[[ EXTRACTED DATA open ]]

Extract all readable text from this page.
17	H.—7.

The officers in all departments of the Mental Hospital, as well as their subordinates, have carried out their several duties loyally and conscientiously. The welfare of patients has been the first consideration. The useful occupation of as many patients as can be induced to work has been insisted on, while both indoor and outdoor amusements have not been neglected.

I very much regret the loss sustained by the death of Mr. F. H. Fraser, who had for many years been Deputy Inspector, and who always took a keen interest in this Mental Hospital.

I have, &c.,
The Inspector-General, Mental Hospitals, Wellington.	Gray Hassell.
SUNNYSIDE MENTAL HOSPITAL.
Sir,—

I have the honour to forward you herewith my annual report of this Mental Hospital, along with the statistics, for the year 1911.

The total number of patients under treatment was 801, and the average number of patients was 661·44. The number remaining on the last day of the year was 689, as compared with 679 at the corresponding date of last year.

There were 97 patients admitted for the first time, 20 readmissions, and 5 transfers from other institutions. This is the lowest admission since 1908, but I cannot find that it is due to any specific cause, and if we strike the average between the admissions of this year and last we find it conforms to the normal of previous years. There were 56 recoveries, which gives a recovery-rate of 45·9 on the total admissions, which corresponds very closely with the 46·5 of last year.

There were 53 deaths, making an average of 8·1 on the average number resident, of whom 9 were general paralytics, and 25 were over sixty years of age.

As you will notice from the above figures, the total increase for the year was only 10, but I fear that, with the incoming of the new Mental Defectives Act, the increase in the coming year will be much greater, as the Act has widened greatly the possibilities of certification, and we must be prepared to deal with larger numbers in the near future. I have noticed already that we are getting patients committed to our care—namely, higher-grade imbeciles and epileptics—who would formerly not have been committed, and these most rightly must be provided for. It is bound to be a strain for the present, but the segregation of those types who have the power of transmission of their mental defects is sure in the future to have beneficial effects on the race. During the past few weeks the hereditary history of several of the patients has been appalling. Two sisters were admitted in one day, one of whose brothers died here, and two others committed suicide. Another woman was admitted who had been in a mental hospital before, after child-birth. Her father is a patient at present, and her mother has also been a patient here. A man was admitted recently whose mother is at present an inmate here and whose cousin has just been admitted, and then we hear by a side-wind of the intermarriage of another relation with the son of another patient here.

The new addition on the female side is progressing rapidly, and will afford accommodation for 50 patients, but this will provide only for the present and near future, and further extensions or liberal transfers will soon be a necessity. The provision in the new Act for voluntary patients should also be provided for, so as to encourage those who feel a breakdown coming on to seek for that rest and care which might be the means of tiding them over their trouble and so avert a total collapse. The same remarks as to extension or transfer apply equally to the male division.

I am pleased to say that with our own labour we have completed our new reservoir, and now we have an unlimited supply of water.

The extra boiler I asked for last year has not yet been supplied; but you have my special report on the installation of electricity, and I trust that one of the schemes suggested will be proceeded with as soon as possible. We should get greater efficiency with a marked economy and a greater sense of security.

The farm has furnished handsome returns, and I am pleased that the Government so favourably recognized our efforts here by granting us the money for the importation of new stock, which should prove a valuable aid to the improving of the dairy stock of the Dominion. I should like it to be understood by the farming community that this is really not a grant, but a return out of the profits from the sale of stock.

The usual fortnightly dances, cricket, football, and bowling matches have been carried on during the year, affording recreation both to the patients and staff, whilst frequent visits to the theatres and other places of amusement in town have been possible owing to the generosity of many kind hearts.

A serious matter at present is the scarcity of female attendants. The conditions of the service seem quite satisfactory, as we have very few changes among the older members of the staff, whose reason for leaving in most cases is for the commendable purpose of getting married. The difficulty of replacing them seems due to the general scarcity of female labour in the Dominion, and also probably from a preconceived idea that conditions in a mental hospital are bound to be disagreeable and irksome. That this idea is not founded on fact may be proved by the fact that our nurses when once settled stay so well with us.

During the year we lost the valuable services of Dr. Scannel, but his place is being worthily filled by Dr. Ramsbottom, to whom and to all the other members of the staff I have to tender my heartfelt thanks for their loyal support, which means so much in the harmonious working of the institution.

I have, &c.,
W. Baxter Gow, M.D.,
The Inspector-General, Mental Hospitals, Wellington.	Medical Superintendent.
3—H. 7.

[[ EXTRACTED DATA closed ]]

Your answer should be the records above, set down exactly.

§ **RESPONSE AREA**:
Extract all readable text from this page.
17	H.—7.

The officers in all departments of the Mental Hospital, as well as their subordinates, have carried out their several duties loyally and conscientiously. The welfare of patients has been the first consideration. The useful occupation of as many patients as can be induced to work has been insisted on, while both indoor and outdoor amusements have not been neglected.

I very much regret the loss sustained by the death of Mr. F. H. Fraser, who had for many years been Deputy Inspector, and who always took a keen interest in this Mental Hospital.

I have, &c.,
The Inspector-General, Mental Hospitals, Wellington.	Gray Hassell.
SUNNYSIDE MENTAL HOSPITAL.
Sir,—

I have the honour to forward you herewith my annual report of this Mental Hospital, along with the statistics, for the year 1911.

The total number of patients under treatment was 801, and the average number of patients was 661·44. The number remaining on the last day of the year was 689, as compared with 679 at the corresponding date of last year.

There were 97 patients admitted for the first time, 20 readmissions, and 5 transfers from other institutions. This is the lowest admission since 1908, but I cannot find that it is due to any specific cause, and if we strike the average between the admissions of this year and last we find it conforms to the normal of previous years. There were 56 recoveries, which gives a recovery-rate of 45·9 on the total admissions, which corresponds very closely with the 46·5 of last year.

There were 53 deaths, making an average of 8·1 on the average number resident, of whom 9 were general paralytics, and 25 were over sixty years of age.

As you will notice from the above figures, the total increase for the year was only 10, but I fear that, with the incoming of the new Mental Defectives Act, the increase in the coming year will be much greater, as the Act has widened greatly the possibilities of certification, and we must be prepared to deal with larger numbers in the near future. I have noticed already that we are getting patients committed to our care—namely, higher-grade imbeciles and epileptics—who would formerly not have been committed, and these most rightly must be provided for. It is bound to be a strain for the present, but the segregation of those types who have the power of transmission of their mental defects is sure in the future to have beneficial effects on the race. During the past few weeks the hereditary history of several of the patients has been appalling. Two sisters were admitted in one day, one of whose brothers died here, and two others committed suicide. Another woman was admitted who had been in a mental hospital before, after child-birth. Her father is a patient at present, and her mother has also been a patient here. A man was admitted recently whose mother is at present an inmate here and whose cousin has just been admitted, and then we hear by a side-wind of the intermarriage of another relation with the son of another patient here.

The new addition on the female side is progressing rapidly, and will afford accommodation for 50 patients, but this will provide only for the present and near future, and further extensions or liberal transfers will soon be a necessity. The provision in the new Act for voluntary patients should also be provided for, so as to encourage those who feel a breakdown coming on to seek for that rest and care which might be the means of tiding them over their trouble and so avert a total collapse. The same remarks as to extension or transfer apply equally to the male division.

I am pleased to say that with our own labour we have completed our new reservoir, and now we have an unlimited supply of water.

The extra boiler I asked for last year has not yet been supplied; but you have my special report on the installation of electricity, and I trust that one of the schemes suggested will be proceeded with as soon as possible. We should get greater efficiency with a marked economy and a greater sense of security.

The farm has furnished handsome returns, and I am pleased that the Government so favourably recognized our efforts here by granting us the money for the importation of new stock, which should prove a valuable aid to the improving of the dairy stock of the Dominion. I should like it to be understood by the farming community that this is really not a grant, but a return out of the profits from the sale of stock.

The usual fortnightly dances, cricket, football, and bowling matches have been carried on during the year, affording recreation both to the patients and staff, whilst frequent visits to the theatres and other places of amusement in town have been possible owing to the generosity of many kind hearts.

A serious matter at present is the scarcity of female attendants. The conditions of the service seem quite satisfactory, as we have very few changes among the older members of the staff, whose reason for leaving in most cases is for the commendable purpose of getting married. The difficulty of replacing them seems due to the general scarcity of female labour in the Dominion, and also probably from a preconceived idea that conditions in a mental hospital are bound to be disagreeable and irksome. That this idea is not founded on fact may be proved by the fact that our nurses when once settled stay so well with us.

During the year we lost the valuable services of Dr. Scannel, but his place is being worthily filled by Dr. Ramsbottom, to whom and to all the other members of the staff I have to tender my heartfelt thanks for their loyal support, which means so much in the harmonious working of the institution.

I have, &c.,
W. Baxter Gow, M.D.,
The Inspector-General, Mental Hospitals, Wellington.	Medical Superintendent.
3—H. 7.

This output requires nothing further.